── 本文抜粋

又、時を移さず、郵政に次ぐ次の改革を、民主党が従来及び腰であった「公務員改革」にスポットライトを
当てつつあり、「三位一体改革」も政府主導で進める気配をみせております。何れの改革も官僚の粛清、脱
中央政権に繋がるものであり、多くの国民が最も望んでいるところであります。
 以上に対抗出来、強力なアッピール力を持つものは、この二つを兼ね備えた「道州制」以外には、ありえ
ないのであります。いずれ、政府・自民党も之を打ち出してくると思はれます。之を政府・自民党に先に取
られたら、民主党は当分、政権の座に着くことは困難になるでしょう。或いは、息の根が止まるかもしれま
せん。国民は、自民党により大きな期待を掛け、「道州制」という巨大なテーマの完遂まで、自民党に政権
を委ねる事になると思います。

────

■ 練習問題:
**1.** 道州制を論じた本文抜粋で、民主党がこれまで及び腰だったとされている改革は何か。
**2.** 道州制を論じた本文抜粋の最後の文を引き継ぎ、その続きを書け。

── データ抜粋

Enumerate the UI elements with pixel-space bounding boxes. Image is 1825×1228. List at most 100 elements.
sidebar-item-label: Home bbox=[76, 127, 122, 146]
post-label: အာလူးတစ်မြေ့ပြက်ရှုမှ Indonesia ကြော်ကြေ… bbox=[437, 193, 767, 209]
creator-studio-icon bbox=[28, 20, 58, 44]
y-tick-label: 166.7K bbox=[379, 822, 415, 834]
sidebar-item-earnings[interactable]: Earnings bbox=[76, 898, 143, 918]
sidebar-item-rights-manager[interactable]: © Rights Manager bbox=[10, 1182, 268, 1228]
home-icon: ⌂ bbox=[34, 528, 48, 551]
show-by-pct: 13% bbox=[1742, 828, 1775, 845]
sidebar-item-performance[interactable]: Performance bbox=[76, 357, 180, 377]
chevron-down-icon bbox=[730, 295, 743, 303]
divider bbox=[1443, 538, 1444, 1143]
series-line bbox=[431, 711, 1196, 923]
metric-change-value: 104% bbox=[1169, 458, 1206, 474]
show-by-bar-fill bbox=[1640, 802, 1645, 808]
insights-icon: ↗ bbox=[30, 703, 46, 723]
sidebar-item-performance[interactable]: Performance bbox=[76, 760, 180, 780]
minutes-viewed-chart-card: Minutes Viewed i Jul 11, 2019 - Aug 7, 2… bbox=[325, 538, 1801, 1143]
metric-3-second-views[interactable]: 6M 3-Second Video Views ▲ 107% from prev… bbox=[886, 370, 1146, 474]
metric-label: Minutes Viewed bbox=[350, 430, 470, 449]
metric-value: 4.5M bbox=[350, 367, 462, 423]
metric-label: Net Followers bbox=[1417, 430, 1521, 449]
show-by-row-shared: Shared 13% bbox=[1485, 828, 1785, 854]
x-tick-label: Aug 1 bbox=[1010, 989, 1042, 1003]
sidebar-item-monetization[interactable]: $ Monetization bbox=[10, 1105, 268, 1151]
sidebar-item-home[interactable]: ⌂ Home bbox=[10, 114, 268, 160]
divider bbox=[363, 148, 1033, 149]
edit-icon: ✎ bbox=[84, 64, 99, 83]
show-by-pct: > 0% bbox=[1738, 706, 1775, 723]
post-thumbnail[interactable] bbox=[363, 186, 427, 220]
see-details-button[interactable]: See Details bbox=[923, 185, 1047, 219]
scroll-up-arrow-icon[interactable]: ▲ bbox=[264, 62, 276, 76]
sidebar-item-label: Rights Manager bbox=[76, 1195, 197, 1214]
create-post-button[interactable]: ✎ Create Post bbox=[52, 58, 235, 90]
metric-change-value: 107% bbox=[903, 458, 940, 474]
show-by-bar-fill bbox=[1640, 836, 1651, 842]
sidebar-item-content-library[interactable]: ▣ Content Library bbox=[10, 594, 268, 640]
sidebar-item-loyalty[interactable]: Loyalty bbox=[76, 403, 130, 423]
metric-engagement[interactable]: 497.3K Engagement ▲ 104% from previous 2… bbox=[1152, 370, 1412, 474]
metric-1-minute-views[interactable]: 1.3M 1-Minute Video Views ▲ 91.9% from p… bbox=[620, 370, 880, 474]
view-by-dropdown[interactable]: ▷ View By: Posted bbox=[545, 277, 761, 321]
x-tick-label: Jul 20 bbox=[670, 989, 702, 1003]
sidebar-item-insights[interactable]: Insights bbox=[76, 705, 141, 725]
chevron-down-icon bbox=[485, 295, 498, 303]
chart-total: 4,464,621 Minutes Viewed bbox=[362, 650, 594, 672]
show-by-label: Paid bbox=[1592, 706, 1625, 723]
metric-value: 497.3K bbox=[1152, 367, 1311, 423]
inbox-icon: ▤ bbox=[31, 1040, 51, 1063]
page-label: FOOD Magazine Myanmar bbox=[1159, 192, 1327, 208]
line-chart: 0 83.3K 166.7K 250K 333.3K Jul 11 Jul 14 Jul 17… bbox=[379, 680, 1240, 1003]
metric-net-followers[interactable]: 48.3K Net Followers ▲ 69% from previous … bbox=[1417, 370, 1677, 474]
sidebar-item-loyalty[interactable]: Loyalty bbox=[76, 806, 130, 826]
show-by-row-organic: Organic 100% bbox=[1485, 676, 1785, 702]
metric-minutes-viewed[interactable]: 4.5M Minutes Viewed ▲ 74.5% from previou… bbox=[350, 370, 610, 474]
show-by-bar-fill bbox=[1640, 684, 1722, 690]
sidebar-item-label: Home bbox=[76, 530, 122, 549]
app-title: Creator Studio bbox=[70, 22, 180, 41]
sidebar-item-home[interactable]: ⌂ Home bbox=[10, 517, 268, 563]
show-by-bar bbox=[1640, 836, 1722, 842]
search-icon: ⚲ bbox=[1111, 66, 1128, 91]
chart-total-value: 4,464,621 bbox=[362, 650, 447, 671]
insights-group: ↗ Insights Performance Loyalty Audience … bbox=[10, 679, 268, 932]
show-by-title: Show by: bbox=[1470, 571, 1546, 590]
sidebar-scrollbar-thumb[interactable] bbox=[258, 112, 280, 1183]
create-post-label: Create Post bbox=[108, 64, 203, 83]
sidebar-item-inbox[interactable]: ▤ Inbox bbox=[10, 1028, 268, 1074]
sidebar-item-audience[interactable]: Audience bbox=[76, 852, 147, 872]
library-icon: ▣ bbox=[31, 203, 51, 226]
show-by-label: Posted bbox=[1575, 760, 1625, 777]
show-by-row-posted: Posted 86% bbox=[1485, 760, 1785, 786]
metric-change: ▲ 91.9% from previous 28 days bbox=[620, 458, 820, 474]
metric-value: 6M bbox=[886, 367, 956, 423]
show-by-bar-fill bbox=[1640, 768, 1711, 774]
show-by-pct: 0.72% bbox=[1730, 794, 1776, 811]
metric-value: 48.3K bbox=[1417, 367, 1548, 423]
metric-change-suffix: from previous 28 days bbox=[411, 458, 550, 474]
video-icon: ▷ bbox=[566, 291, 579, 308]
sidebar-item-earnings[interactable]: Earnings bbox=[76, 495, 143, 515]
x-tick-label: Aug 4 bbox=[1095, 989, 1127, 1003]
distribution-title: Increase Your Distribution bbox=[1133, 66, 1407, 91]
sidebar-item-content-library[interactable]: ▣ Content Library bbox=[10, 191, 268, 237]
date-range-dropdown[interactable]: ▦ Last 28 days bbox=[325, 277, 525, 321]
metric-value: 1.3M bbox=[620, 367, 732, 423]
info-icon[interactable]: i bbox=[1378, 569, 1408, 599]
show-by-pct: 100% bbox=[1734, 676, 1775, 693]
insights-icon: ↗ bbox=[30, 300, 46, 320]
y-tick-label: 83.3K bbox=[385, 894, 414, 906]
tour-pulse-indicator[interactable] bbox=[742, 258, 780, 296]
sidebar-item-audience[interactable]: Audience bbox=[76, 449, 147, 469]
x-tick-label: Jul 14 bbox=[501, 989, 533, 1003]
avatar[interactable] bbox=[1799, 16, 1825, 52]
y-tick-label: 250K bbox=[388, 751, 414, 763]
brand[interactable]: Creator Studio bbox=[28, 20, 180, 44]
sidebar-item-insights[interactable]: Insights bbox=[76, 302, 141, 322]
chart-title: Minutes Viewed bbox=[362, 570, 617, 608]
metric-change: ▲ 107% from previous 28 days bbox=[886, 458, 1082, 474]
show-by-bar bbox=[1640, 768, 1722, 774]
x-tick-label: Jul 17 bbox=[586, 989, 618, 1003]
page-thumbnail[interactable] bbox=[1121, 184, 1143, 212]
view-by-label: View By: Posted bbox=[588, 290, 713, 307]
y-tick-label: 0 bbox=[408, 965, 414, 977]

────

■ 解答例:
**1.** 公務員改革である。

**2.**
 最後に、民主党は、この国の将来の姿、豊かな生活の具体像を国民に明快に示さなければなりません。今
回、之が全くありませんでした。それを描くに当たっても、中央集権制の打破とそれに代わる道州制の導入
によってのみ、それが描ける事を明記すべきであり、それによってのみ、国民の納得が得られるのでありま
す。国民への浸透には、TV戦略の再構築も不可欠で有ります。

 以上に就きまして、私共とのご懇談の機会を賜りますれば誠に幸甚にて、ご鶴声頂ければ、何時にても参
上致します。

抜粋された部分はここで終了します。